> [Task directions]: Filter this data down to the lines that hold "Comunitario", and copy them.

[Dataset entries]
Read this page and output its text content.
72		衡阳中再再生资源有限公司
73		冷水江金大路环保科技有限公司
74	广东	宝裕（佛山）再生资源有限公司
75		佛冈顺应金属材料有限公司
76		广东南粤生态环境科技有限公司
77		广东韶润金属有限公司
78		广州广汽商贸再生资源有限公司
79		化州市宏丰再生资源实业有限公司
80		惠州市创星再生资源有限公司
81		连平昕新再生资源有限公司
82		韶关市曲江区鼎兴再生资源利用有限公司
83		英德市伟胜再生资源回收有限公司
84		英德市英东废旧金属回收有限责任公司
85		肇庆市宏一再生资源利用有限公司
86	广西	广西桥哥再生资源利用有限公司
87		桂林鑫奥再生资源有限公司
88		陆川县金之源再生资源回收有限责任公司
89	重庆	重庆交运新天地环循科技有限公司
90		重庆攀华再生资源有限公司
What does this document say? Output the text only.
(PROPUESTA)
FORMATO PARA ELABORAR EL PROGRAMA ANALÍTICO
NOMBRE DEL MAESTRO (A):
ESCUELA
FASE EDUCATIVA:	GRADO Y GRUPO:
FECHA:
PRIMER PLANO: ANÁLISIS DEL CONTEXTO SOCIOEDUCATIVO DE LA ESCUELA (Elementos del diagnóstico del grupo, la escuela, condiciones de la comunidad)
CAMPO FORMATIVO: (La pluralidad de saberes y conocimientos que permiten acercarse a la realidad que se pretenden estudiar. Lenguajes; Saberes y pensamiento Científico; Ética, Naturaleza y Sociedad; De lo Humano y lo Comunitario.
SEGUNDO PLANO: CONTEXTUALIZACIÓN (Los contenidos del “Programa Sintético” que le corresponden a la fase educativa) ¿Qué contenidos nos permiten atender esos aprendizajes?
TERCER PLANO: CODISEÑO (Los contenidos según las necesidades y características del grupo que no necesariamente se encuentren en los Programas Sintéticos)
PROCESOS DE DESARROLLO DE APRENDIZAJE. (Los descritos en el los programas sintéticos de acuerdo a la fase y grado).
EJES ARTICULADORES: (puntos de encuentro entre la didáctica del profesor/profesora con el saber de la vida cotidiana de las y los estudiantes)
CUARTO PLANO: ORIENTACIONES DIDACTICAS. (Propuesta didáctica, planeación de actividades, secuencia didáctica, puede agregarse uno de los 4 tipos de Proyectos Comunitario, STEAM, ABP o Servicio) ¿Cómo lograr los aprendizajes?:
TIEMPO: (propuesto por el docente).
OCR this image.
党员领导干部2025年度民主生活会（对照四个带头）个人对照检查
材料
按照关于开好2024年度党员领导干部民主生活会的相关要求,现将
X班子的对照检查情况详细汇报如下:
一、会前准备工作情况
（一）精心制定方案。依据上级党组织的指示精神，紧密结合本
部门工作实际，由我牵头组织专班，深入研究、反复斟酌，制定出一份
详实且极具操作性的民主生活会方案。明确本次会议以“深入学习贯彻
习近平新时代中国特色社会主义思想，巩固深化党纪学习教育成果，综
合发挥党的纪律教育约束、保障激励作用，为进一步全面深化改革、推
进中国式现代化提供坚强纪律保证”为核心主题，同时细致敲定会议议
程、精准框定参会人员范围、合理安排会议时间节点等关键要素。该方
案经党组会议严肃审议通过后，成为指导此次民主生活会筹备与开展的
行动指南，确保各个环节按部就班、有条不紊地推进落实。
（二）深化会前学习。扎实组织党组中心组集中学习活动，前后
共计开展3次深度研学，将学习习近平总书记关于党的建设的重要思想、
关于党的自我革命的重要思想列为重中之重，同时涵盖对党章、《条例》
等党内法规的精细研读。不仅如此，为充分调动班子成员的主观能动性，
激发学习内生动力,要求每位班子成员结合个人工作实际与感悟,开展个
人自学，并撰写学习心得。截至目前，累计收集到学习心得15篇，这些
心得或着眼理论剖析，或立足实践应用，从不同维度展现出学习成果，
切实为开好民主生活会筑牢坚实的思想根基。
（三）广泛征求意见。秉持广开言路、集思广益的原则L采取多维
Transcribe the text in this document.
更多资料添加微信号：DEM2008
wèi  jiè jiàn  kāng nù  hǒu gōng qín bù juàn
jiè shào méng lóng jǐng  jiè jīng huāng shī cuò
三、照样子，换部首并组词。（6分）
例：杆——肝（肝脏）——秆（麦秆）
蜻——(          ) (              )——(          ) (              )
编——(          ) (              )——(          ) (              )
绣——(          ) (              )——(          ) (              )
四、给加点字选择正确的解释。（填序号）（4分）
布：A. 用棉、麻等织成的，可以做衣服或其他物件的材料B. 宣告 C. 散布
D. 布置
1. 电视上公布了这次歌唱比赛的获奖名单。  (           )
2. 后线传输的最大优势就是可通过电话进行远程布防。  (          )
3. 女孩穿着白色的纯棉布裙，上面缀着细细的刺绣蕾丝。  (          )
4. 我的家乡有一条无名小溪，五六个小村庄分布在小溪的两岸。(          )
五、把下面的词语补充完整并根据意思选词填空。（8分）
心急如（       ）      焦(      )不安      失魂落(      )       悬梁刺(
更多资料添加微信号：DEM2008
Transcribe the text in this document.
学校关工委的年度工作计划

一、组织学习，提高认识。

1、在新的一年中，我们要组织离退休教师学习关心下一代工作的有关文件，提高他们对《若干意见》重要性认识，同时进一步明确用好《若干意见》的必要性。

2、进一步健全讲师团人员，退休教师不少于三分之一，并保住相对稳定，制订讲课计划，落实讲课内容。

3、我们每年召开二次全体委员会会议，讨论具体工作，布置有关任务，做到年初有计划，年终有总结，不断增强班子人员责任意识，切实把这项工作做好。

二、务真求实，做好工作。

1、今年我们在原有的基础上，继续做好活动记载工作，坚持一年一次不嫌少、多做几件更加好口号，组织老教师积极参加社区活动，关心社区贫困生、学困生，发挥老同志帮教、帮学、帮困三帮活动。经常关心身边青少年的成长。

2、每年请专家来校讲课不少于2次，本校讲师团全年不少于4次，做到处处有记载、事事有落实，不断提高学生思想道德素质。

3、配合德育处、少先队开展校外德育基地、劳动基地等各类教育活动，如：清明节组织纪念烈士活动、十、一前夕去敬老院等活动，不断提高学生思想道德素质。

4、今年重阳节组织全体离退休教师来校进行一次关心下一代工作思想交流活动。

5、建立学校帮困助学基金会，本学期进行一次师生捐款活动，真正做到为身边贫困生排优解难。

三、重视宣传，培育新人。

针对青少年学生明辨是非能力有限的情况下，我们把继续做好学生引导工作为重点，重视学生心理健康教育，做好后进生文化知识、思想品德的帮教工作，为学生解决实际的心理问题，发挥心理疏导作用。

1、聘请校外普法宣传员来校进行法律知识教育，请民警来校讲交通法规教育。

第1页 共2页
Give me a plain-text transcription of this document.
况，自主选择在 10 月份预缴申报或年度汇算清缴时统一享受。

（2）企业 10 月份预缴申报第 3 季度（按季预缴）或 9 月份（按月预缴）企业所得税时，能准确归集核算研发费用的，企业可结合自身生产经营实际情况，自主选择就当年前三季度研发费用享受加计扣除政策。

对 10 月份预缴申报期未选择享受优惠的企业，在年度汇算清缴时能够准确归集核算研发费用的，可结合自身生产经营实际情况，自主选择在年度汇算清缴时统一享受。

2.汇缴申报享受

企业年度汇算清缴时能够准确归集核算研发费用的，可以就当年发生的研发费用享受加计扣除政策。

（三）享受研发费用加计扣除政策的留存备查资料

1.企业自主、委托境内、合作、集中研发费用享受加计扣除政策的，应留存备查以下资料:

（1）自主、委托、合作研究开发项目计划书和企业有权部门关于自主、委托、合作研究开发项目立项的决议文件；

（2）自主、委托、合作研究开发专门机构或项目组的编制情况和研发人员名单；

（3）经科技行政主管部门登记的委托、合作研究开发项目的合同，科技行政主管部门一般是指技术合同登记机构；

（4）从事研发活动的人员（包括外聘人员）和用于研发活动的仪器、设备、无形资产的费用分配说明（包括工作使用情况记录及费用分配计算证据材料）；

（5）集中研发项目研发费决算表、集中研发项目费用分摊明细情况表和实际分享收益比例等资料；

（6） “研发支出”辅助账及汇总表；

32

> [Written response]:
CAMPO FORMATIVO: (La pluralidad de saberes y conocimientos que permiten acercarse a la realidad que se pretenden estudiar. Lenguajes; Saberes y pensamiento Científico; Ética, Naturaleza y Sociedad; De lo Humano y lo Comunitario.
CUARTO PLANO: ORIENTACIONES DIDACTICAS. (Propuesta didáctica, planeación de actividades, secuencia didáctica, puede agregarse uno de los 4 tipos de Proyectos Comunitario, STEAM, ABP o Servicio) ¿Cómo lograr los aprendizajes?:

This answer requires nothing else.